List, from the lines below, each one with "органов" in it.

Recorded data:
====

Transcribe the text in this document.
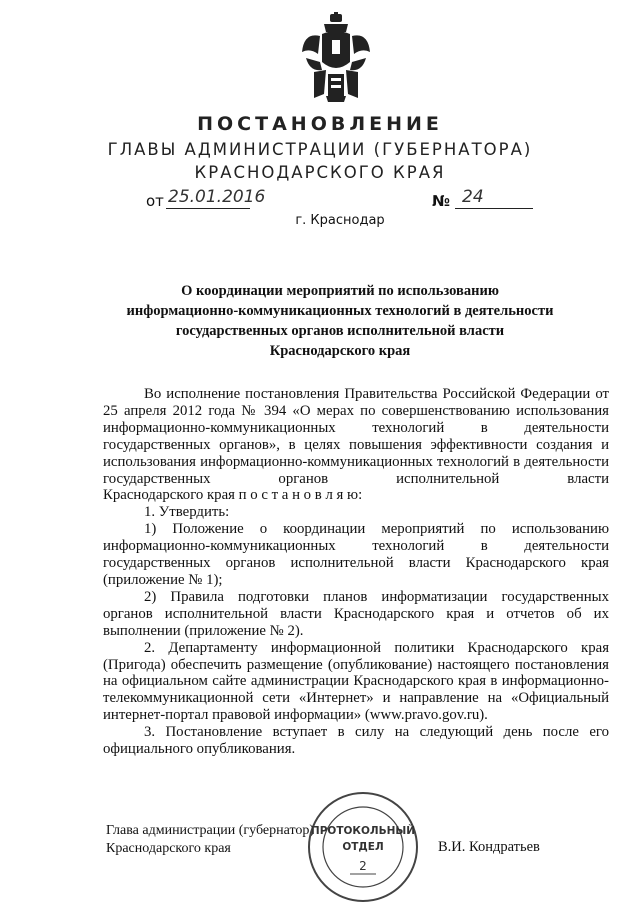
ПОСТАНОВЛЕНИЕ
ГЛАВЫ АДМИНИСТРАЦИИ (ГУБЕРНАТОРА)
КРАСНОДАРСКОГО КРАЯ
от 25.01.2016	№ 24
г. Краснодар
О координации мероприятий по использованию
информационно-коммуникационных технологий в деятельности
государственных органов исполнительной власти
Краснодарского края

Во исполнение постановления Правительства Российской Федерации от 25 апреля 2012 года № 394 «О мерах по совершенствованию использования информационно-коммуникационных технологий в деятельности государственных органов», в целях повышения эффективности создания и использования информационно-коммуникационных технологий в деятельности государственных органов исполнительной власти

Краснодарского края п о с т а н о в л я ю:

1. Утвердить:

1) Положение о координации мероприятий по использованию информационно-коммуникационных технологий в деятельности государственных органов исполнительной власти Краснодарского края (приложение № 1);

2) Правила подготовки планов информатизации государственных органов исполнительной власти Краснодарского края и отчетов об их выполнении (приложение № 2).

2. Департаменту информационной политики Краснодарского края (Пригода) обеспечить размещение (опубликование) настоящего постановления на официальном сайте администрации Краснодарского края в информационно-телекоммуникационной сети «Интернет» и направление на «Официальный интернет-портал правовой информации» (www.pravo.gov.ru).

3. Постановление вступает в силу на следующий день после его официального опубликования.

Глава администрации (губернатор)
Краснодарского края	В.И. Кондратьев
ПРОТОКОЛЬНЫЙ
ОТДЕЛ
2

====

ANSWER BELOW
государственных органов исполнительной власти
Во исполнение постановления Правительства Российской Федерации от 25 апреля 2012 года № 394 «О мерах по совершенствованию использования информационно-коммуникационных технологий в деятельности государственных органов», в целях повышения эффективности создания и использования информационно-коммуникационных технологий в деятельности государственных органов исполнительной власти
1) Положение о координации мероприятий по использованию информационно-коммуникационных технологий в деятельности государственных органов исполнительной власти Краснодарского края (приложение № 1);
2) Правила подготовки планов информатизации государственных органов исполнительной власти Краснодарского края и отчетов об их выполнении (приложение № 2).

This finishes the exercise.